- [Dataset records]:
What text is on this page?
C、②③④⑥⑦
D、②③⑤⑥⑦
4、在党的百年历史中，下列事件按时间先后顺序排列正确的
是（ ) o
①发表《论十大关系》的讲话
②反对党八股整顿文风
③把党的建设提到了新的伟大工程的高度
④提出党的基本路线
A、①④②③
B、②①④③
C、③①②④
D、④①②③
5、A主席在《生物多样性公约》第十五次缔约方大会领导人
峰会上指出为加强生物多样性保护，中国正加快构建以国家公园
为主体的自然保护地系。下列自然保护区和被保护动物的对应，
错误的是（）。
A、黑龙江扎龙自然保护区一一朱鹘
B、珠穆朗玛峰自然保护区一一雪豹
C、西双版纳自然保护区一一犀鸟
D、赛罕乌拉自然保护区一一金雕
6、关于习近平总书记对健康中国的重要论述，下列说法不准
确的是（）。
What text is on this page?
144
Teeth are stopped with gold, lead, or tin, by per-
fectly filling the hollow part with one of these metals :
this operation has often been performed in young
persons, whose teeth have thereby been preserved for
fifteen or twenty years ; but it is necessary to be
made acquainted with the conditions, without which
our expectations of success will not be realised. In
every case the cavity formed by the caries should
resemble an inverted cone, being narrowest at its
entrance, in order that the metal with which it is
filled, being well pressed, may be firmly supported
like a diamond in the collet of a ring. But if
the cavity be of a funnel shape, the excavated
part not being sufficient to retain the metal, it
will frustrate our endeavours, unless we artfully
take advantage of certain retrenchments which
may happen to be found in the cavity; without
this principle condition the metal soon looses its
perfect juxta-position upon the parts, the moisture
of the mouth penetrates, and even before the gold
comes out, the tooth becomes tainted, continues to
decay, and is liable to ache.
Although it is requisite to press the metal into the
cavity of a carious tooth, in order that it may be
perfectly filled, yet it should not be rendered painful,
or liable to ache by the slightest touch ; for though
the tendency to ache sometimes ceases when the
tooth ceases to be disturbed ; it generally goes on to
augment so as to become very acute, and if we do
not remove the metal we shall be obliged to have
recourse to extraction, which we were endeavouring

--

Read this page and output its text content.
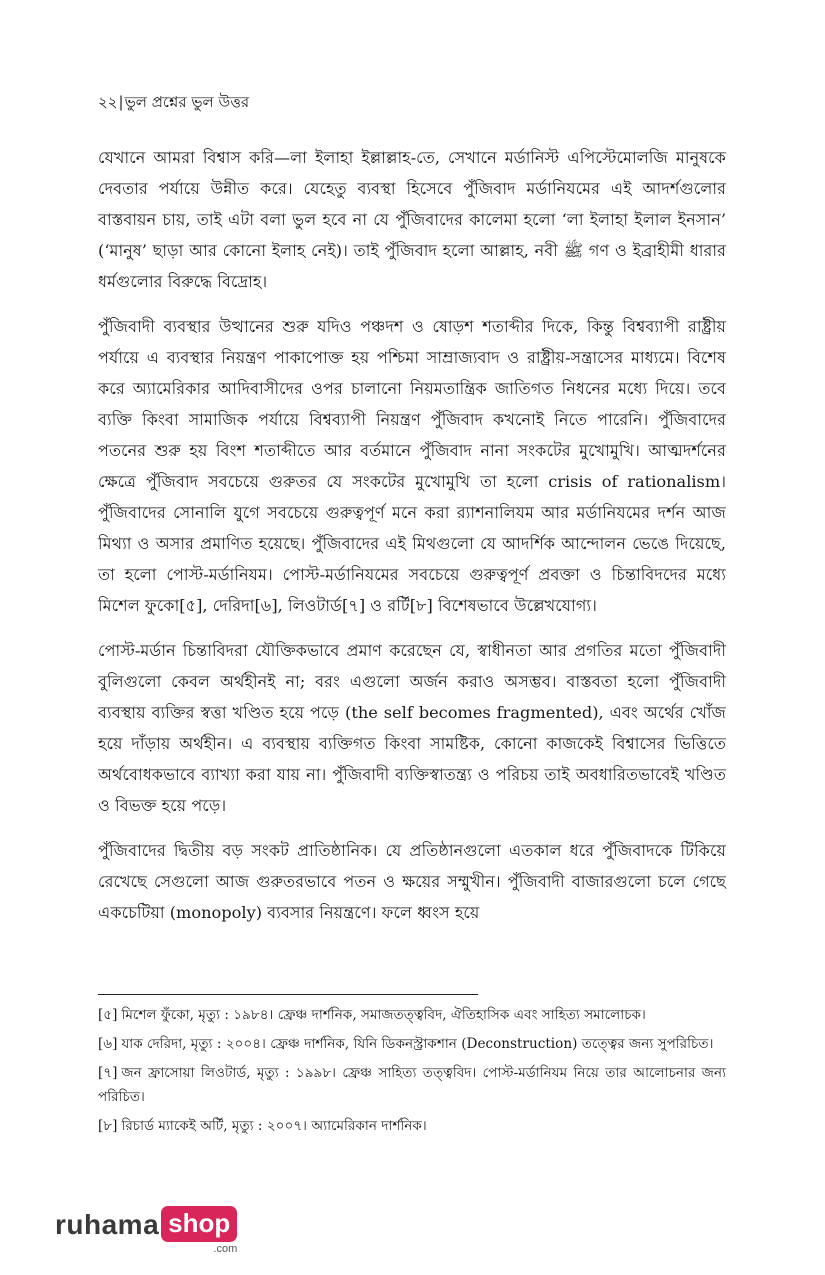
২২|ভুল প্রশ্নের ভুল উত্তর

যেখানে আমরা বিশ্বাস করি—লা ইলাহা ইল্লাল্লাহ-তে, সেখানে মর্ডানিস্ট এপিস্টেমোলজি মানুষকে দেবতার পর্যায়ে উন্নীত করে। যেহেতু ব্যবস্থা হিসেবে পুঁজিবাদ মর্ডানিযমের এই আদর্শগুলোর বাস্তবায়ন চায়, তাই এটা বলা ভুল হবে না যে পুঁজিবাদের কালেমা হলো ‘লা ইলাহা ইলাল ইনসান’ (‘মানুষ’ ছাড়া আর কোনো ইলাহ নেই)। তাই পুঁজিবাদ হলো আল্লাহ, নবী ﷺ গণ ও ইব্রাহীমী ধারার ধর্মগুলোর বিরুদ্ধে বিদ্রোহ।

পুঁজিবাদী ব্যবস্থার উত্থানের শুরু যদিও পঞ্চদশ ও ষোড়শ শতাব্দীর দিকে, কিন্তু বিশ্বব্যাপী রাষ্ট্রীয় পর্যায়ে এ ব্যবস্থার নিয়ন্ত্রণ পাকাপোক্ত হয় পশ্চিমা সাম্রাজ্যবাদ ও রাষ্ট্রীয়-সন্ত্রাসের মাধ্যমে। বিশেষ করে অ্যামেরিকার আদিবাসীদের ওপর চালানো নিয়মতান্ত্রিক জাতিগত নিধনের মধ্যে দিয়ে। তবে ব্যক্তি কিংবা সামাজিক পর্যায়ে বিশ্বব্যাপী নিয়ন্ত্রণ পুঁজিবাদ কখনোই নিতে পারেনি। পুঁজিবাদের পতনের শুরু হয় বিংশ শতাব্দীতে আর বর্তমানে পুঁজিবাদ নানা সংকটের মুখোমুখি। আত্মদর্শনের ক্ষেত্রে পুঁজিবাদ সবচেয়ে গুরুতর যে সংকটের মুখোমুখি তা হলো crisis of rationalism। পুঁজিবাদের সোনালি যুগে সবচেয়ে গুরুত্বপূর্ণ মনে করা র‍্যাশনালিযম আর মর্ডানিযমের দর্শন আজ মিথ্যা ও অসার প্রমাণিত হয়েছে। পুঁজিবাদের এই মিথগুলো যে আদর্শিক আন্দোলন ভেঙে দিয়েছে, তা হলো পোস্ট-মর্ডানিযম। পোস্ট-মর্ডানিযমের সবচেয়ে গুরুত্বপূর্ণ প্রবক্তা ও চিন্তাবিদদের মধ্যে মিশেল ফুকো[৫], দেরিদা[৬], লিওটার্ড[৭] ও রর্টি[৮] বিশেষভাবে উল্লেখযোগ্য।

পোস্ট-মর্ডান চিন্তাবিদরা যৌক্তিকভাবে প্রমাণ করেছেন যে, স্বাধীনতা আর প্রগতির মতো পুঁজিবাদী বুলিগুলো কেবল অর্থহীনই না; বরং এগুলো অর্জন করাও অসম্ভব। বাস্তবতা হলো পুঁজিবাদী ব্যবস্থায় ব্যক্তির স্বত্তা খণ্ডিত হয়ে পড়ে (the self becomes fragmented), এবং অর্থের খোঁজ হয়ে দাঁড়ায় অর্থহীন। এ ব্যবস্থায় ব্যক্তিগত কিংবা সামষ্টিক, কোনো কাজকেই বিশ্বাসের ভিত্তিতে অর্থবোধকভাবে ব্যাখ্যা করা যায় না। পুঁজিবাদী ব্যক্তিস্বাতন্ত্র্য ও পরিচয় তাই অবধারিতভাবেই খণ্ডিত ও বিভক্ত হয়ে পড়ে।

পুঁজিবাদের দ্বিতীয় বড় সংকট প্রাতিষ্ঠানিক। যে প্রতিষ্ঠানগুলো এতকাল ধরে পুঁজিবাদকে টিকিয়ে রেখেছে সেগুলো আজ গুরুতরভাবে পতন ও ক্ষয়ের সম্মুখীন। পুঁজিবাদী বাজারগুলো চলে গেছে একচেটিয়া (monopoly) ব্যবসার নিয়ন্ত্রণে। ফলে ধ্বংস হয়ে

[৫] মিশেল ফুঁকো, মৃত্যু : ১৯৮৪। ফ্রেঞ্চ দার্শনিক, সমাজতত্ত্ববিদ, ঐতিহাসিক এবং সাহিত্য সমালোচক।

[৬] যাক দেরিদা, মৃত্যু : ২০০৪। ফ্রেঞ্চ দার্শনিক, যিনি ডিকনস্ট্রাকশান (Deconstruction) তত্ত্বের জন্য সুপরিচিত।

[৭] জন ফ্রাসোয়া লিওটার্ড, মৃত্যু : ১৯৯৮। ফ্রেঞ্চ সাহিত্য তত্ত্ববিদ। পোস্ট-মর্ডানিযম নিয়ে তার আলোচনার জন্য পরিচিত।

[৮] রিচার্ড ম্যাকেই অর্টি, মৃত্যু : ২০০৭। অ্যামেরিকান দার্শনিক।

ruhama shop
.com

- [Given exercise]: Figure out how many lines above include the string "becomes", then report that number and nothing else.

- [Written solution]: 2